=== Records for processing ===
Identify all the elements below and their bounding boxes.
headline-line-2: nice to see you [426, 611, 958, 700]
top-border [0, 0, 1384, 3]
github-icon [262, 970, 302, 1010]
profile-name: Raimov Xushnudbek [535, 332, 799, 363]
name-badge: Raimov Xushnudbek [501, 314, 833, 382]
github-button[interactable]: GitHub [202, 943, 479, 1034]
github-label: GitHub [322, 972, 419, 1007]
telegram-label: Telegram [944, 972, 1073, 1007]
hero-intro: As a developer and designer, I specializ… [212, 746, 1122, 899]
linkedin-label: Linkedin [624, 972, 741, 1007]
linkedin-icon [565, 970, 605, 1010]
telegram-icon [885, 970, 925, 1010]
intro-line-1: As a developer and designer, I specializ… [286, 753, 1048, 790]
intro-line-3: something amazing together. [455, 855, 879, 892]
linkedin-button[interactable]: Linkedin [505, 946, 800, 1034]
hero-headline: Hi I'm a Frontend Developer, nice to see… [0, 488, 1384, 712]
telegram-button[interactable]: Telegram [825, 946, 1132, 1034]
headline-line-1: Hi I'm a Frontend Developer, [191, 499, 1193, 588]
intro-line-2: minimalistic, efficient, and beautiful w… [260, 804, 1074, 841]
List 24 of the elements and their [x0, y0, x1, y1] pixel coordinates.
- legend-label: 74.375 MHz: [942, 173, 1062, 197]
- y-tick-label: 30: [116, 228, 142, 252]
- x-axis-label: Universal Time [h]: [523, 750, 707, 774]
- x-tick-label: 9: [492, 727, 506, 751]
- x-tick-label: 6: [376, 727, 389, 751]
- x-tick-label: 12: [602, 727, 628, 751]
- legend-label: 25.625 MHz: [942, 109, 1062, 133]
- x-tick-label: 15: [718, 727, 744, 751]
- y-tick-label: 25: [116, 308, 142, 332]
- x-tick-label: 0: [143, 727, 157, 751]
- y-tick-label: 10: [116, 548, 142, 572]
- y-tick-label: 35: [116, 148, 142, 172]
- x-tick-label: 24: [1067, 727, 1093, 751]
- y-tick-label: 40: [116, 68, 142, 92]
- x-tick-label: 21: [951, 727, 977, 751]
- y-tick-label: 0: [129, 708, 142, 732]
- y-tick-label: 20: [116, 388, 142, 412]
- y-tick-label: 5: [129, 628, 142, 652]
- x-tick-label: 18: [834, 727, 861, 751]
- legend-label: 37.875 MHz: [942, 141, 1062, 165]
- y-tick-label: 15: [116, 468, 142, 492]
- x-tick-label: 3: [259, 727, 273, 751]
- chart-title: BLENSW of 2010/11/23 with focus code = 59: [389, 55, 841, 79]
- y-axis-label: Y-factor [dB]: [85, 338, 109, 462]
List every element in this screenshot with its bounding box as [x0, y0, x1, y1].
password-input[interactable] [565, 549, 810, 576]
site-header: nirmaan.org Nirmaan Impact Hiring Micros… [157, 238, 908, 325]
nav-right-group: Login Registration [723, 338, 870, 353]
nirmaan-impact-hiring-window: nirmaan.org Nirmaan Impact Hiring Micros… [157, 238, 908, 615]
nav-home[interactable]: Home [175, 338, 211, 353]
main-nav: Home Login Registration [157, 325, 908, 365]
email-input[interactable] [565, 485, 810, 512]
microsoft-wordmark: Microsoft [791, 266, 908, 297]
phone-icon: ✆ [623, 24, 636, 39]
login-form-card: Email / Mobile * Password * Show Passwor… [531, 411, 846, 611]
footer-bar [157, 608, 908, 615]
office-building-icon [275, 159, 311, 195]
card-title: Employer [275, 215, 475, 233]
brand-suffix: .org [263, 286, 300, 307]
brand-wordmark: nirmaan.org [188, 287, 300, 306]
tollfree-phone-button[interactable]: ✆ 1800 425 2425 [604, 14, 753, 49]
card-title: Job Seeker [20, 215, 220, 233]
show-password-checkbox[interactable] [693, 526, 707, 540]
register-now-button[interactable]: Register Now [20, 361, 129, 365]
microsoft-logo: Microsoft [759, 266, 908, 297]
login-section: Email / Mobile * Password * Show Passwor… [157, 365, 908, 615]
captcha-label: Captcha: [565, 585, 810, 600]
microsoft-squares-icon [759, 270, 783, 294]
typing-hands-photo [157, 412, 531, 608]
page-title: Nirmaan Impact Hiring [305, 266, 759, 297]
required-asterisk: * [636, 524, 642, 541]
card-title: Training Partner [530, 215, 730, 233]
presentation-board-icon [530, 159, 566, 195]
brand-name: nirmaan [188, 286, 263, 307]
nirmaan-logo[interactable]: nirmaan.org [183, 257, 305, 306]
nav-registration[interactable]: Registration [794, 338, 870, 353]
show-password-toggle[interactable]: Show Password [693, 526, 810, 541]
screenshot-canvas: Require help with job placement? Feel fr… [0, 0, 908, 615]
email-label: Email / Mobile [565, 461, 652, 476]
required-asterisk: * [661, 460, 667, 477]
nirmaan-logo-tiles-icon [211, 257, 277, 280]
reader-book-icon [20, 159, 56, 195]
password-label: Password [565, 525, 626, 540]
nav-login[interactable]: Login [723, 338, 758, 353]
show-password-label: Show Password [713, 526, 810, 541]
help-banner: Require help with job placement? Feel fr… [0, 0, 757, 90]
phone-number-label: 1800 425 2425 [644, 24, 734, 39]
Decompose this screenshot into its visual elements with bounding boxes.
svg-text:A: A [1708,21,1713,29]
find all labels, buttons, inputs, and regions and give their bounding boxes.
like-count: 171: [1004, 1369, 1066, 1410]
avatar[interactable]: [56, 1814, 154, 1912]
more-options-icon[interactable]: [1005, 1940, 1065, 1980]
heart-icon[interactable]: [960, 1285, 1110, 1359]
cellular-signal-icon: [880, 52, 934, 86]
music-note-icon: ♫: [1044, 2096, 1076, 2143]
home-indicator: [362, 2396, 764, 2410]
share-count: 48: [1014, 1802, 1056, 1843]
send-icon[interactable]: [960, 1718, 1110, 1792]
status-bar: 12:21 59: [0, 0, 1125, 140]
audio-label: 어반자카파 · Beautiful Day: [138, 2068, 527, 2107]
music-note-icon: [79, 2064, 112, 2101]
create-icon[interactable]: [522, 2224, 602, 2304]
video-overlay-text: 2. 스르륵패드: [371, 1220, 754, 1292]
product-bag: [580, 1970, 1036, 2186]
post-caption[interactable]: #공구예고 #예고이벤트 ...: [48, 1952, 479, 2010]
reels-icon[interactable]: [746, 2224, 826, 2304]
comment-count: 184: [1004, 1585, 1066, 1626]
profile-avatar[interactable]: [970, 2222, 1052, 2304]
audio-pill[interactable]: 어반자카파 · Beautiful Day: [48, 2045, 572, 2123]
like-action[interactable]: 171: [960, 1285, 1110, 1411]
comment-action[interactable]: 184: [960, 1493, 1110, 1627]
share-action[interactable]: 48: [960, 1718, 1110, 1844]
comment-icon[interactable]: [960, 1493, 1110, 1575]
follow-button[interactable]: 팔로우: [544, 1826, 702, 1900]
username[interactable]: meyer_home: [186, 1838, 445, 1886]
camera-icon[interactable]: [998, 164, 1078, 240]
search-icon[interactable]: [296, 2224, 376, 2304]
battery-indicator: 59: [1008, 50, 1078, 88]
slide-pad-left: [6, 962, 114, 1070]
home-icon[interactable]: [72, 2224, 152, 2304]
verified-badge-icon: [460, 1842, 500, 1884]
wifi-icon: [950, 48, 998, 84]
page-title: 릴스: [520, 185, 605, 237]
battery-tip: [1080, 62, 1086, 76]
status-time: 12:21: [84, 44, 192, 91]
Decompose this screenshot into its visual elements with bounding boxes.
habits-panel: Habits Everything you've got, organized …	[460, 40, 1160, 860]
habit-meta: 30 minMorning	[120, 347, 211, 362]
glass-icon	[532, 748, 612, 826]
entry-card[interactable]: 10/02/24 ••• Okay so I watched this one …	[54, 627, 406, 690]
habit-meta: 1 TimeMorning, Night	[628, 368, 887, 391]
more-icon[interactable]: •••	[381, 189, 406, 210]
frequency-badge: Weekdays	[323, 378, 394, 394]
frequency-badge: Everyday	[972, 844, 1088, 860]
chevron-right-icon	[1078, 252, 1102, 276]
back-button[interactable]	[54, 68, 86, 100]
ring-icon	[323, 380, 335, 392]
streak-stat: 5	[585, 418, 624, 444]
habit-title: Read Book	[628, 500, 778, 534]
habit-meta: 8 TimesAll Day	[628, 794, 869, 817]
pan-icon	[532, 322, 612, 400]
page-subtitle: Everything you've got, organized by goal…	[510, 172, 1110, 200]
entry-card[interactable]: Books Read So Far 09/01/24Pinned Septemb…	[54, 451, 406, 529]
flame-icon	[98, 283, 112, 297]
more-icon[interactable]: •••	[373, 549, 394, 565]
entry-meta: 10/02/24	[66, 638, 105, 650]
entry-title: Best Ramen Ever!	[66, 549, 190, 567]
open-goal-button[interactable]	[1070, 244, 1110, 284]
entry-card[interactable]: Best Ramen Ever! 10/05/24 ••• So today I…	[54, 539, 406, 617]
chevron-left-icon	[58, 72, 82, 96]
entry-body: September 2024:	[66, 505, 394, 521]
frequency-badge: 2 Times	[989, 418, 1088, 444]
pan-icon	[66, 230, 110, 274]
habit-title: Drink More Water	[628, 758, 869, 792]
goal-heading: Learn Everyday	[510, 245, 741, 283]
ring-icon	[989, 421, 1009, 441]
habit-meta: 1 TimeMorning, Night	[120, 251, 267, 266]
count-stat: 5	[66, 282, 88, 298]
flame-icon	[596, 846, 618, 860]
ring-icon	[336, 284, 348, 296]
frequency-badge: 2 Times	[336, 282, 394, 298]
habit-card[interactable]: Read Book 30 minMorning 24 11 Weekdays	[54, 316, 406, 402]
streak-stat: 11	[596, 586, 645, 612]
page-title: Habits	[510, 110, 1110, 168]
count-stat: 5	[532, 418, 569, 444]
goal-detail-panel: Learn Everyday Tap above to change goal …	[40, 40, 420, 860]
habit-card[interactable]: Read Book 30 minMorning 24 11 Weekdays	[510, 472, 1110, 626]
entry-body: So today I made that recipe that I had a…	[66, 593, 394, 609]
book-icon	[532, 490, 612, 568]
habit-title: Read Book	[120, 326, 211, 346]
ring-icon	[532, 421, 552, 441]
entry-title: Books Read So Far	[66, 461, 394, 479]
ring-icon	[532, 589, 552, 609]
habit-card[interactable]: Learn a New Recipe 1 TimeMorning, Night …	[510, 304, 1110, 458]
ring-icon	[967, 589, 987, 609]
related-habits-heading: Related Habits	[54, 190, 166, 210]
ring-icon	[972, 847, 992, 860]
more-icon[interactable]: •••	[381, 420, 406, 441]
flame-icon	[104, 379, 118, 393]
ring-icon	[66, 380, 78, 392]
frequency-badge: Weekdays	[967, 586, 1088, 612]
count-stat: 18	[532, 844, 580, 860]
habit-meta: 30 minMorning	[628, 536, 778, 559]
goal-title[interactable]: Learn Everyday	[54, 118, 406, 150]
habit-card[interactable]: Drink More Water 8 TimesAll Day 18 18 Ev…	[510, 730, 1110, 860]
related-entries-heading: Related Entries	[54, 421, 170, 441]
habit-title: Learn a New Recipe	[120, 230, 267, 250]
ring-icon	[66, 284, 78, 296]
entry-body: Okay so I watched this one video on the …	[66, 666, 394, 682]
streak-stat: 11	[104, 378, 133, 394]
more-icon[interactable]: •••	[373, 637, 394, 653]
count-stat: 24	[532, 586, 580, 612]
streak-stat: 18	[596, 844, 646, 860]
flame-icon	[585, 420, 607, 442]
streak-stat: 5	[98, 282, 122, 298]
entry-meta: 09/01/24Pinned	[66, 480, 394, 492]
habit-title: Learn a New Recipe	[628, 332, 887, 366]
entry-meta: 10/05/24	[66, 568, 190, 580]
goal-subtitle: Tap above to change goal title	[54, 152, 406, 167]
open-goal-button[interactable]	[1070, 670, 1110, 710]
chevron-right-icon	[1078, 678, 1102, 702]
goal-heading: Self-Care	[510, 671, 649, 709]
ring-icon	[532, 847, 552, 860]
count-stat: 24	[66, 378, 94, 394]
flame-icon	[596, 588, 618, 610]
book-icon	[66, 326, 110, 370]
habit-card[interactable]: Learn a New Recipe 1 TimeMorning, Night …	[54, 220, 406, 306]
===
▸ Task objective
Substitute "Xushnudbek Raimov" for "Raimov Xushnudbek" in the saved entries from the first line through the line containing "linkedin-label: Linkedin [624, 972, 741, 1007]", and give those lines again with everything else unchanged.

▸ Worked solution
Identify all the elements below and their bounding boxes.
headline-line-2: nice to see you [426, 611, 958, 700]
top-border [0, 0, 1384, 3]
github-icon [262, 970, 302, 1010]
profile-name: Xushnudbek Raimov [535, 332, 799, 363]
name-badge: Xushnudbek Raimov [501, 314, 833, 382]
github-button[interactable]: GitHub [202, 943, 479, 1034]
github-label: GitHub [322, 972, 419, 1007]
telegram-label: Telegram [944, 972, 1073, 1007]
hero-intro: As a developer and designer, I specializ… [212, 746, 1122, 899]
linkedin-label: Linkedin [624, 972, 741, 1007]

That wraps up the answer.